» REQUEST A: Arrange the records from the line containing "- text-line: 甲：新年是新的乐章，: [163, 1085, 389, 1109]" down to the line containing "- footer-total-prefix: 共: [476, 1251, 490, 1266]", both included, as a Markdown table with the columns Number and Record line. Leave out any blank lines.

Monday, November 17, 2025

Core System Design Principles (Theoretical Foundations)

Core system design theoretical principles include:

  • Consistency
  • Availability
  • Partition tolerance
  • CAP theorem
  • PACELC theorem

These are usually grouped under Distributed System Principles.

1.     Availability –

 Every request gets a response — success or failure — without guarantee of the latest data.

Availability refers to the ability of a system to provide its services to clients even in the presence of failures.

Formula for Availability

Availability=Uptime/Uptime+Downtime

Where:

  • Uptime → the duration when the system is working and accessible
  • Downtime → the duration when the system is not reachable (due to failure, upgrades, network issues, etc.)

Availability is often expressed using the number of 9s, showing how reliable a system is.

If a service has:

  • 99.00% availability → it has 2 nines
  • 99.9% availability → it has 3 nines
  • 99.99% availability → it has 4 nines

More nines = higher reliability and much less downtime.

2.     Consistency

Consistency refers to the system's ability to ensure that all users see the same data, regardless of where or when they access it. In a consistent system, any update to the data is immediately visible to all users, and there are no conflicting or outdated versions of the data.

In distributed systems:

All nodes see the same data at the same time.

Types of Consistency Models

  • Strong Consistency - After an update is made to the data, it will be immediately visible to any subsequent read operations. In simple way —reads always reflect the latest write.

Ex: An example of strong consistency is a financial system where users can transfer money between accounts. The system is designed for high data integrity, so the data is stored in a single location and updates to that data are immediately propagated to all other locations. This ensures that all users and applications are working with the same, accurate data. For instance, when a user initiates a transfer of funds from one account to another, the system immediately updates the balance of both accounts and all other system components are immediately aware of the change. This ensures that all users can see the updated balance of both accounts and prevents any discrepancies.

 

  • Weak Consistency — After an update is made to the data, it is not guaranteed that any subsequent read operation will immediately reflect the changes made. The read may or may not see the recent write. – no guarantee.

» LISTED ENTRIES:
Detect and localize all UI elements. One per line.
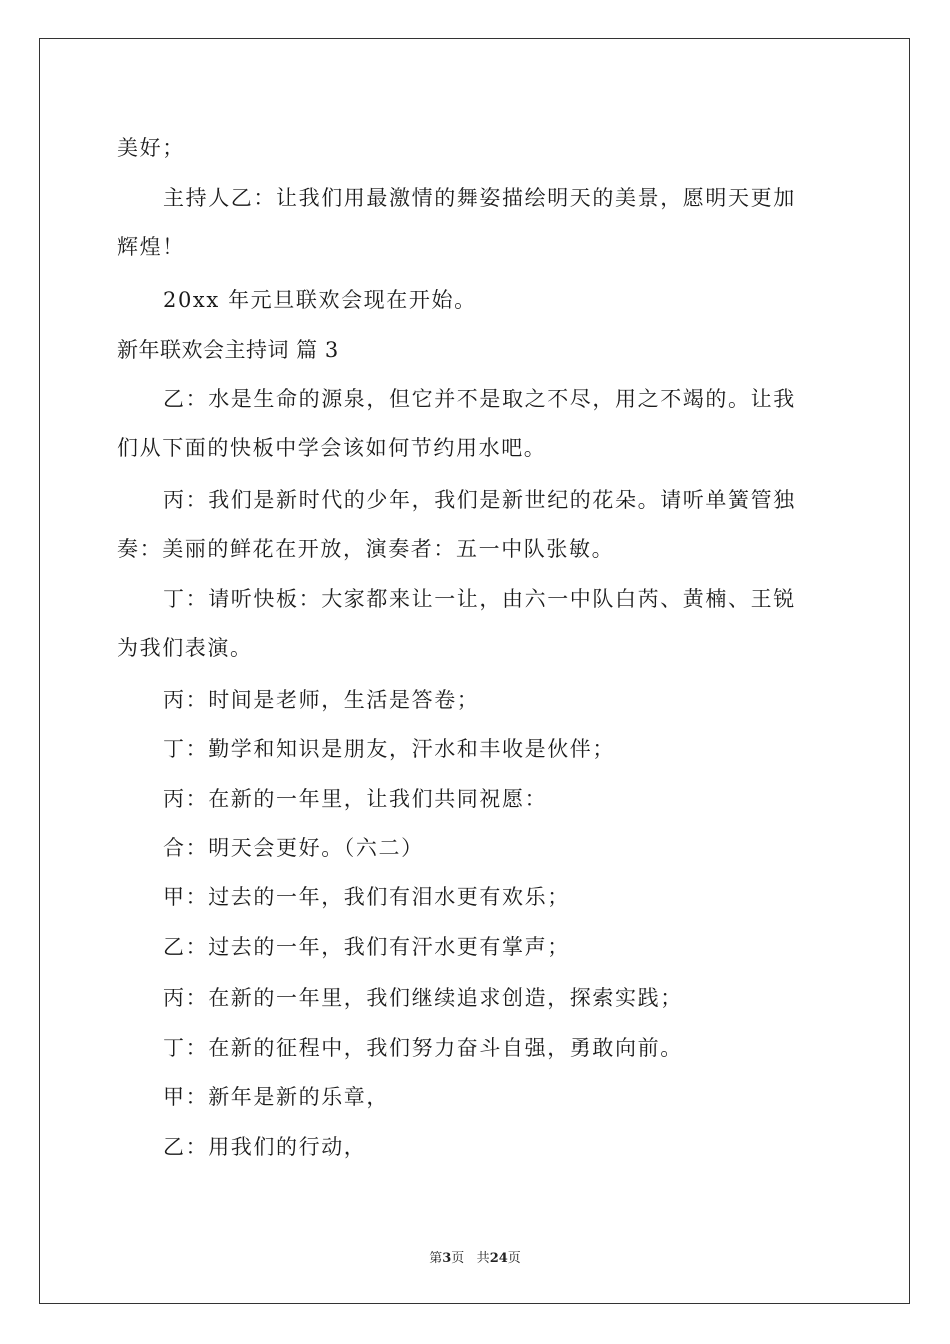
- text-line: 甲：新年是新的乐章，: [163, 1085, 389, 1109]
- text-line: 丙：我们是新时代的少年，我们是新世纪的花朵。请听单簧管独: [163, 488, 796, 512]
- text-line: 丙：时间是老师，生活是答卷；: [163, 688, 480, 712]
- footer-page-label: 页: [451, 1251, 465, 1266]
- footer-total-prefix: 共: [476, 1251, 490, 1266]
- text-line: 丁：勤学和知识是朋友，汗水和丰收是伙伴；: [163, 737, 615, 761]
- text-line: 乙：用我们的行动，: [163, 1135, 367, 1159]
- total-pages-number: 24: [489, 1251, 508, 1266]
- text-line: 丁：在新的征程中，我们努力奋斗自强，勇敢向前。: [163, 1036, 683, 1060]
- text-line: 奏：美丽的鲜花在开放，演奏者：五一中队张敏。: [117, 537, 615, 561]
- text-line: 们从下面的快板中学会该如何节约用水吧。: [117, 436, 547, 460]
- page-border: [39, 38, 910, 1304]
- text-line: 美好；: [117, 136, 185, 160]
- text-line: 乙：水是生命的源泉，但它并不是取之不尽，用之不竭的。让我: [163, 387, 796, 411]
- section-heading: 新年联欢会主持词 篇 3: [117, 338, 339, 362]
- text-line: 丁：请听快板：大家都来让一让，由六一中队白芮、黄楠、王锐: [163, 587, 796, 611]
- text-line: 为我们表演。: [117, 636, 253, 660]
- text-line: 主持人乙：让我们用最激情的舞姿描绘明天的美景，愿明天更加: [163, 186, 796, 210]
- current-page-number: 3: [442, 1251, 452, 1266]
- text-line: 乙：过去的一年，我们有汗水更有掌声；: [163, 935, 570, 959]
- text-line: 丙：在新的一年里，让我们共同祝愿：: [163, 787, 548, 811]
- text-line: 合：明天会更好。（六二）: [163, 836, 424, 860]
- text-line: 辉煌！: [117, 235, 185, 259]
- footer-prefix: 第: [429, 1251, 443, 1266]
- page-footer: [0, 1247, 950, 1266]
- text-line: 丙：在新的一年里，我们继续追求创造，探索实践；: [163, 986, 683, 1010]
- footer-total-label: 页: [507, 1251, 521, 1266]
- text-line: 甲：过去的一年，我们有泪水更有欢乐；: [163, 885, 570, 909]
- text-line: 20xx 年元旦联欢会现在开始。: [163, 288, 477, 312]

» REQUEST B:
Answer these questions from the system design principles text:
(i) How many nines does a service with 99.99% availability have?
(ii) In distributed systems, what does consistency mean?
(iii) What example does the text give of strong consistency?

» EXERCISE RESULT A:
| Number | Record line |
|---|---|
| 1 | - text-line: 甲：新年是新的乐章，: [163, 1085, 389, 1109] |
| 2 | - text-line: 丙：我们是新时代的少年，我们是新世纪的花朵。请听单簧管独: [163, 488, 796, 512] |
| 3 | - text-line: 丙：时间是老师，生活是答卷；: [163, 688, 480, 712] |
| 4 | - footer-page-label: 页: [451, 1251, 465, 1266] |
| 5 | - footer-total-prefix: 共: [476, 1251, 490, 1266] |

» EXERCISE RESULT B:
(i) 4 nines.
(ii) All nodes see the same data at the same time.
(iii) A financial system where users can transfer money between accounts.